#### [Written instruction]
Reproduce every line of the records below verbatim, omitting the pictures from your answer.

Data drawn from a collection
────────────────────

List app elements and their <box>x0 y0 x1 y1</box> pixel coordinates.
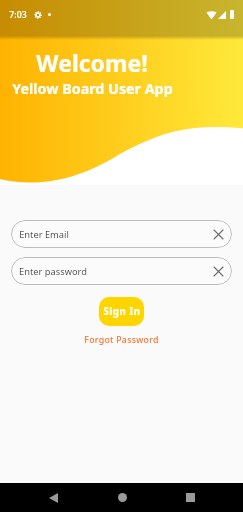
staticText: Yellow Board User App <box>12 79 173 98</box>
button[interactable]: Enter password <box>11 257 232 285</box>
other: Clear text <box>214 267 223 276</box>
button[interactable]: Recent apps <box>175 483 205 512</box>
staticText: Enter password <box>19 265 87 278</box>
staticText: Enter Email <box>19 228 69 241</box>
button[interactable]: Back <box>38 483 68 512</box>
button[interactable]: Forgot Password <box>84 334 159 346</box>
staticText: Welcome! <box>36 47 148 78</box>
staticText: 7:03 <box>9 9 27 21</box>
button[interactable]: Home <box>107 483 137 512</box>
other: Clear text <box>214 230 223 239</box>
staticText: Forgot Password <box>84 334 159 346</box>
staticText: Sign In <box>103 305 141 318</box>
button[interactable]: Enter Email <box>11 220 232 248</box>
button[interactable]: Sign In <box>99 297 144 326</box>
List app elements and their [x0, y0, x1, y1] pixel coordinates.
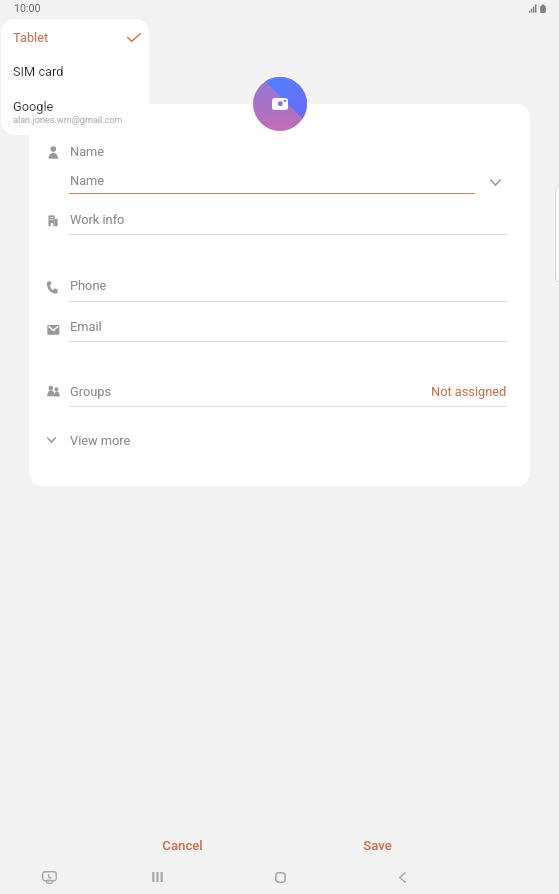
staticText: Email — [70, 319, 102, 334]
button[interactable]: Recent apps — [139, 859, 175, 894]
button[interactable]: Back — [384, 859, 420, 894]
button[interactable]: Show on screen — [31, 859, 67, 894]
staticText: Cancel — [162, 838, 203, 853]
staticText: Groups — [70, 384, 112, 399]
button[interactable]: Save — [332, 827, 422, 863]
button[interactable] — [1, 57, 149, 91]
button[interactable] — [40, 271, 510, 301]
staticText: Google — [13, 99, 54, 114]
staticText: View more — [70, 433, 131, 448]
staticText: Not assigned — [431, 384, 507, 399]
button[interactable] — [56, 168, 490, 202]
staticText: Name — [70, 144, 105, 159]
button[interactable] — [40, 424, 140, 456]
staticText: Save — [363, 838, 392, 853]
button[interactable] — [40, 205, 510, 235]
button[interactable]: Add contact photo — [253, 77, 307, 131]
button[interactable] — [1, 19, 149, 57]
button[interactable] — [1, 91, 149, 135]
button[interactable] — [40, 378, 510, 408]
staticText: Tablet — [13, 30, 49, 45]
staticText: SIM card — [13, 64, 64, 79]
staticText: Phone — [70, 278, 107, 293]
button[interactable] — [40, 312, 510, 342]
staticText: Name — [70, 173, 105, 188]
staticText: alan.jones.wm@gmail.com — [13, 115, 123, 126]
staticText: Work info — [70, 212, 125, 227]
button[interactable]: Cancel — [137, 827, 227, 863]
button[interactable]: Home — [262, 859, 298, 894]
staticText: 10:00 — [14, 2, 41, 14]
button[interactable]: Expand name fields — [483, 170, 508, 195]
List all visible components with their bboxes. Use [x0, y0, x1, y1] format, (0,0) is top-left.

────────────────────

#### [Answer to the task]
List app elements and their <box>x0 y0 x1 y1</box> pixel coordinates.
staticText: Yellow Board User App <box>12 79 173 98</box>
button[interactable]: Enter password <box>11 257 232 285</box>
other: Clear text <box>214 267 223 276</box>
button[interactable]: Recent apps <box>175 483 205 512</box>
staticText: Enter password <box>19 265 87 278</box>
staticText: Enter Email <box>19 228 69 241</box>
button[interactable]: Back <box>38 483 68 512</box>
button[interactable]: Forgot Password <box>84 334 159 346</box>
staticText: Welcome! <box>36 47 148 78</box>
staticText: 7:03 <box>9 9 27 21</box>
button[interactable]: Home <box>107 483 137 512</box>
other: Clear text <box>214 230 223 239</box>
staticText: Forgot Password <box>84 334 159 346</box>
staticText: Sign In <box>103 305 141 318</box>
button[interactable]: Enter Email <box>11 220 232 248</box>
button[interactable]: Sign In <box>99 297 144 326</box>
List app elements and their [x0, y0, x1, y1] pixel coordinates.
staticText: Email — [70, 319, 102, 334]
button[interactable]: Recent apps — [139, 859, 175, 894]
button[interactable]: Back — [384, 859, 420, 894]
button[interactable]: Show on screen — [31, 859, 67, 894]
staticText: Cancel — [162, 838, 203, 853]
staticText: Groups — [70, 384, 112, 399]
button[interactable]: Save — [332, 827, 422, 863]
button[interactable] — [1, 57, 149, 91]
button[interactable] — [40, 271, 510, 301]
staticText: Google — [13, 99, 54, 114]
staticText: View more — [70, 433, 131, 448]
staticText: Not assigned — [431, 384, 507, 399]
button[interactable] — [56, 168, 490, 202]
staticText: Name — [70, 144, 105, 159]
button[interactable] — [40, 424, 140, 456]
staticText: Save — [363, 838, 392, 853]
button[interactable] — [40, 205, 510, 235]
button[interactable]: Add contact photo — [253, 77, 307, 131]
button[interactable] — [1, 19, 149, 57]
button[interactable] — [1, 91, 149, 135]
button[interactable] — [40, 378, 510, 408]
staticText: Tablet — [13, 30, 49, 45]
staticText: SIM card — [13, 64, 64, 79]
staticText: Phone — [70, 278, 107, 293]
button[interactable] — [40, 312, 510, 342]
staticText: Name — [70, 173, 105, 188]
staticText: alan.jones.wm@gmail.com — [13, 115, 123, 126]
staticText: Work info — [70, 212, 125, 227]
button[interactable]: Cancel — [137, 827, 227, 863]
button[interactable]: Home — [262, 859, 298, 894]
staticText: 10:00 — [14, 2, 41, 14]
button[interactable]: Expand name fields — [483, 170, 508, 195]
List all visible components with their bboxes. Use [x0, y0, x1, y1] format, (0,0) is top-left.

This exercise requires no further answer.